Written request.
What lines of the data include the string "name"? Copy them all.

======== Stored records ========

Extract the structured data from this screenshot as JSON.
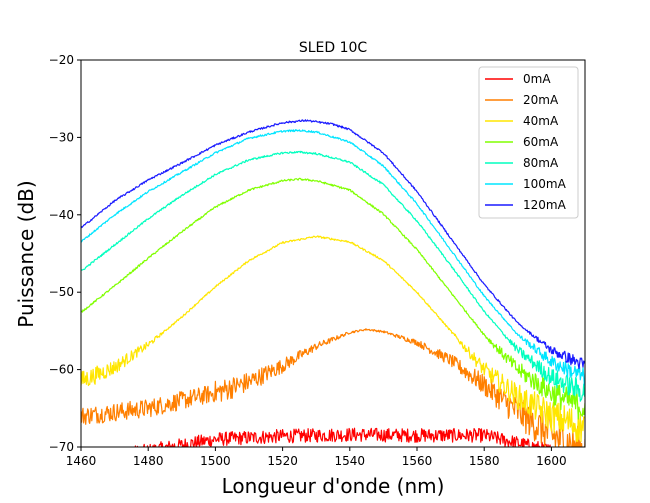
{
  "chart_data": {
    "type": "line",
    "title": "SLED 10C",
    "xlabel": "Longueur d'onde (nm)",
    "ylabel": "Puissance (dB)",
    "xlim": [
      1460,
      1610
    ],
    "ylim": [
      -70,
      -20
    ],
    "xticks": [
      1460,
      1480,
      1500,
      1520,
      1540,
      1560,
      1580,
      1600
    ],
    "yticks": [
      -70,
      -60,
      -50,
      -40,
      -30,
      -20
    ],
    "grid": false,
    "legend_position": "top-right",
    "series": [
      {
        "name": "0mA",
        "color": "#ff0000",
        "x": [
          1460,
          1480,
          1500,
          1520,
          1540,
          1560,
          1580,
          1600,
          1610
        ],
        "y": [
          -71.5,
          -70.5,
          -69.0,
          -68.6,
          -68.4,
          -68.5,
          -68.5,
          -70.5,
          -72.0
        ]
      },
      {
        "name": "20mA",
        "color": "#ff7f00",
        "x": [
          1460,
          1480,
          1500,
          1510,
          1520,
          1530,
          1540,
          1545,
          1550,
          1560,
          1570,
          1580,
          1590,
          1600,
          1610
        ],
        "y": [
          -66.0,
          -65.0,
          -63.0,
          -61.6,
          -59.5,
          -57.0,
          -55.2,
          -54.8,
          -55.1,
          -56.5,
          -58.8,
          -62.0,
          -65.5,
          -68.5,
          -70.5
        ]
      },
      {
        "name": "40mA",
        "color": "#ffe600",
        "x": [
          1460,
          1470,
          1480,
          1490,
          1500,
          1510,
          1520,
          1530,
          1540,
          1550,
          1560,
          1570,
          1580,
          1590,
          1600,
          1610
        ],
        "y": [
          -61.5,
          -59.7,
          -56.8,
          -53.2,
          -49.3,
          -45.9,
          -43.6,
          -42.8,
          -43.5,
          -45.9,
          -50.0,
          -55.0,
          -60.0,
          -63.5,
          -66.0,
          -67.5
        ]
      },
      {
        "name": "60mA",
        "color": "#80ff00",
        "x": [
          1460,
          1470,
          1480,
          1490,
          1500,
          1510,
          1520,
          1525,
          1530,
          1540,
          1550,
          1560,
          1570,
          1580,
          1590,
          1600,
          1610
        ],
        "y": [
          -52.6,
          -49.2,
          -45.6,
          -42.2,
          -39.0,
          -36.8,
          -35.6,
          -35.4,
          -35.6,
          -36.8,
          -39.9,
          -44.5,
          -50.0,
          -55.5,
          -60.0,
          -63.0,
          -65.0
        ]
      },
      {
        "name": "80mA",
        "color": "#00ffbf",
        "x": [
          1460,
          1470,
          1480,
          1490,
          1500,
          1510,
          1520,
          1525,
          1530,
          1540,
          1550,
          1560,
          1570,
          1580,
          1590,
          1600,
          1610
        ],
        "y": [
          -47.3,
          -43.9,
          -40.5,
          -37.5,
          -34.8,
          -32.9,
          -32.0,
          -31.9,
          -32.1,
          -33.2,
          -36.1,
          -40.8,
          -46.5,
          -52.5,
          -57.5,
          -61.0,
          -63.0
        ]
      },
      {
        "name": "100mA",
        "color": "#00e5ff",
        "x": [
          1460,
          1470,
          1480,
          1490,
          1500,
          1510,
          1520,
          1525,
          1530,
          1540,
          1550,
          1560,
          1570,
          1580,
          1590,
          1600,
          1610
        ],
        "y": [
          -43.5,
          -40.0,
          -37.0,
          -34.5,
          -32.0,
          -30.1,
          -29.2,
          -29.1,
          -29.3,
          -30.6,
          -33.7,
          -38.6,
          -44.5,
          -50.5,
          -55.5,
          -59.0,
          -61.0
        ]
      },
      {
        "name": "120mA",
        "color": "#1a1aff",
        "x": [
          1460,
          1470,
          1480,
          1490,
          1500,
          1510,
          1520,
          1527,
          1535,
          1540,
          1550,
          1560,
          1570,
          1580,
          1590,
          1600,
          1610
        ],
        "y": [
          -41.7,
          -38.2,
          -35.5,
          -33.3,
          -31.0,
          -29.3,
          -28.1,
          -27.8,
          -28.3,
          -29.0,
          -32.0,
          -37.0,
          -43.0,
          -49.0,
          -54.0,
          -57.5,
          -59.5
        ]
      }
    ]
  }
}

========

Written response.
        "name": "0mA",
        "name": "20mA",
        "name": "40mA",
        "name": "60mA",
        "name": "80mA",
        "name": "100mA",
        "name": "120mA",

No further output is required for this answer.